[EXERCISES TO COMPLETE]
A: Rewrite the blog archive excerpt between "New Scientist are" and "a pure system.", inclusive, replacing "mp3 player" with "phone".
B: Translate this sentence from the blog archive into Spanish: "The problem lies with the version of udev used in Debian stable."

┌─ PAGE EXCERPT

Archive for December, 2005

New Scientist Has Launched a Podcast Service

Monday, December 12th, 2005

OK, so I’m about a month late on this but I’ve been too busy with my studies to keep abreast of news and my toread pile is overflowing.

New Scientist are running a nine-week pilot of podcasts: details here. I’m downloading the last six weeks of shows as I post but I’m sure I won’t be disappointed. Another otherwise wasted 15-mins a week is now filled. Funny how much less stressful having to queue is when you’ve got something intelligent to listen to on your mp3 player.

Enabling Bootlogd on Debian 3.1

Sunday, December 11th, 2005

Bootlogd does not work out of the box on Debian 3.1 with a 2.6.8 kernel. If you enable it by setting the option to yes in /etc/default/bootlogd you’ll see the error message bootlogd: ioctl (/dev/ttyzf, TIOCCONS): Bad file descriptor scroll by on boot and the log is not created.

The problem lies with the version of udev used in Debian stable.

One solution is to upgrade the udev package to one from testing or unstable but that is not acceptable to someone who wants a pure system.

The alternative is to move the order the scripts are executed in /etc/rcS.d/. Remember, execution order is determined by the number in the filename so by renaming the bootlogd launching script you can get it to run before the udev script S04udev

mv /etc/rcS.d/S05bootlogd /etc/rcS.d/S03bootlogd-was-S05

The next time you boot, the log will be enabled for reading in /var/log/boot.

└─
┌─ DATA TO EXAMINE

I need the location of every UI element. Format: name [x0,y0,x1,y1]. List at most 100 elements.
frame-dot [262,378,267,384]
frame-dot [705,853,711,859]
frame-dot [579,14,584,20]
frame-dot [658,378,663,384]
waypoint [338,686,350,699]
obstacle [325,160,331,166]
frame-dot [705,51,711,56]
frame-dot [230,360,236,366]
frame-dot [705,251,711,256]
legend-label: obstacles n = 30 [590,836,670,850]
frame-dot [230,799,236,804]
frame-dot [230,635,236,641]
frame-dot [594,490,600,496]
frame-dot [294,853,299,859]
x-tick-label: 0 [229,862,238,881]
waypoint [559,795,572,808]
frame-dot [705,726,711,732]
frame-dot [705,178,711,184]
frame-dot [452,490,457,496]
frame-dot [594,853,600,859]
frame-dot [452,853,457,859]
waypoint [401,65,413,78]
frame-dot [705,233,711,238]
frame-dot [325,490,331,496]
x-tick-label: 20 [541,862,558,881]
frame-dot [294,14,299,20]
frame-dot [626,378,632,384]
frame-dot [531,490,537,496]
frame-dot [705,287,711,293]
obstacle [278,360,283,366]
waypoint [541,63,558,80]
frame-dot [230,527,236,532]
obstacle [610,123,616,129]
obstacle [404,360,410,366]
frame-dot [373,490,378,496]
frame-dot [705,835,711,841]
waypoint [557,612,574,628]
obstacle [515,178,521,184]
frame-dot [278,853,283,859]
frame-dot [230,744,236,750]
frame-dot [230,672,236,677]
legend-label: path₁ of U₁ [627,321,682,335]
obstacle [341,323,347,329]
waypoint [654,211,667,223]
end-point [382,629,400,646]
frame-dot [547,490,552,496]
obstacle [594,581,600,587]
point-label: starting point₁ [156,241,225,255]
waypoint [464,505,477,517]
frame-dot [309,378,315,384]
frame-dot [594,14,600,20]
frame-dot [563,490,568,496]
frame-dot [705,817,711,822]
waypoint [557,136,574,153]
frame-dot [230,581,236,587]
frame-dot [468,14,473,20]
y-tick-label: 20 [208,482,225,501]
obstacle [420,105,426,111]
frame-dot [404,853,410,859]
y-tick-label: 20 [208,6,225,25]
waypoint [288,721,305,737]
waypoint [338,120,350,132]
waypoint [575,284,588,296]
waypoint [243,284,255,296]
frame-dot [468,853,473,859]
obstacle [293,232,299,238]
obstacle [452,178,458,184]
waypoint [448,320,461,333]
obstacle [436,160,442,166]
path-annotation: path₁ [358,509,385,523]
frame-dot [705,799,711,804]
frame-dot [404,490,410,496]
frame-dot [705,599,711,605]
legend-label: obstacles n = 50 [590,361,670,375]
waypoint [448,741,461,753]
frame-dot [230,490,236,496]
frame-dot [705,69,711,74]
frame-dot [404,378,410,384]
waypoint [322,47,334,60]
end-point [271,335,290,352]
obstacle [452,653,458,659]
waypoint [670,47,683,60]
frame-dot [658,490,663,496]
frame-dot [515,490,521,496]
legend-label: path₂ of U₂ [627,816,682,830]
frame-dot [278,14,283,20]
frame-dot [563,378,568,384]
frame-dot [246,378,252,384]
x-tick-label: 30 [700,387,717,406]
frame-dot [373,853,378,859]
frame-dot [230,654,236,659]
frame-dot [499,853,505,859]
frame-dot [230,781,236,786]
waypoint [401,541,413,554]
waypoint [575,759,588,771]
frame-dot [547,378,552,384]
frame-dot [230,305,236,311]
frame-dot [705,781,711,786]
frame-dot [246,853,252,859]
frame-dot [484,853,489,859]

└─

[ANSWERS PER TASK]
A:
New Scientist are running a nine-week pilot of podcasts: details here. I’m downloading the last six weeks of shows as I post but I’m sure I won’t be disappointed. Another otherwise wasted 15-mins a week is now filled. Funny how much less stressful having to queue is when you’ve got something intelligent to listen to on your phone.

Enabling Bootlogd on Debian 3.1

Sunday, December 11th, 2005

Bootlogd does not work out of the box on Debian 3.1 with a 2.6.8 kernel. If you enable it by setting the option to yes in /etc/default/bootlogd you’ll see the error message bootlogd: ioctl (/dev/ttyzf, TIOCCONS): Bad file descriptor scroll by on boot and the log is not created.

The problem lies with the version of udev used in Debian stable.

One solution is to upgrade the udev package to one from testing or unstable but that is not acceptable to someone who wants a pure system.

B: El problema radica en la versión de udev que se utiliza en Debian stable.